EXTRAIT DE PAGE ->
Ce qui ne l’a pas empêchée de rester un temps laissée pour compte, la politique de modernisation ayant d’abord été expérimentée dans le Sud, autour de Pointe-Noire. C’est dans cette métropole, capitale économique du pays, qu’a débuté l’exploitation pétrolière ; la région septentrionale en est encore à la phase d’études, bien que les premières découvertes soient prometteuses. « Il est nécessaire de sortir cette partie du pays de son isolement », insiste Prosper Abbas Ickoula, sénateur (Parti congolais du travail, au pouvoir) du département de la Sangha.

Désenclavement

« Grâce à la politique de rééquilibrage actuellement mise en œuvre, nous espérons pouvoir rattraper notre retard. » Peu équipée en infrastructures de base, la région souffre aussi de la mauvaise qualité de ses routes, qui la rendent difficile d’accès. Presque une malédiction pour les habitants, qui vivent comme enclavés. Et des milliers de Congolais ont afflué ces dernières années vers Brazzaville, Dolisie ou Pointe-Noire, dans l’espoir surtout d’y trouver un emploi.

TÂCHE COURTE 1 -> Quelle ville l'extrait de page présente-t-il comme la capitale économique du pays ?
TÂCHE COURTE 2 -> Citez toutes les villes vers lesquelles, selon l'extrait de page, des milliers de Congolais ont afflué ces dernières années.

SEGMENT DE DONNÉES ->
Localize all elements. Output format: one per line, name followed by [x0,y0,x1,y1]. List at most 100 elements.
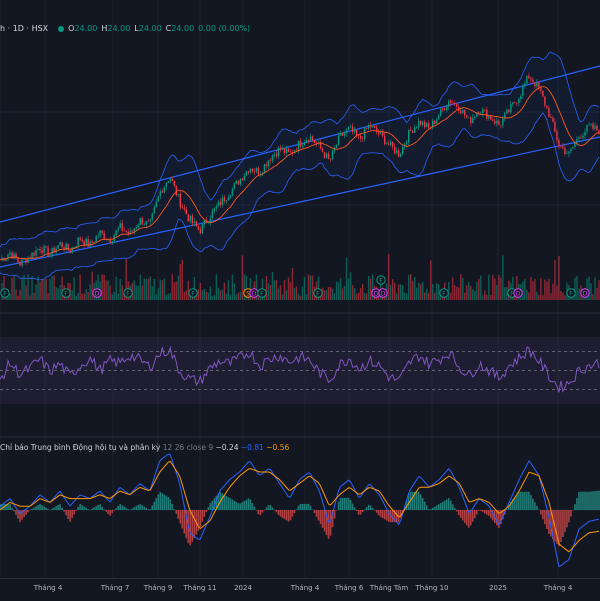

SOLUTION DU PROBLÈME 1 -> Pointe-Noire.

SOLUTION DU PROBLÈME 2 -> Brazzaville, Dolisie et Pointe-Noire.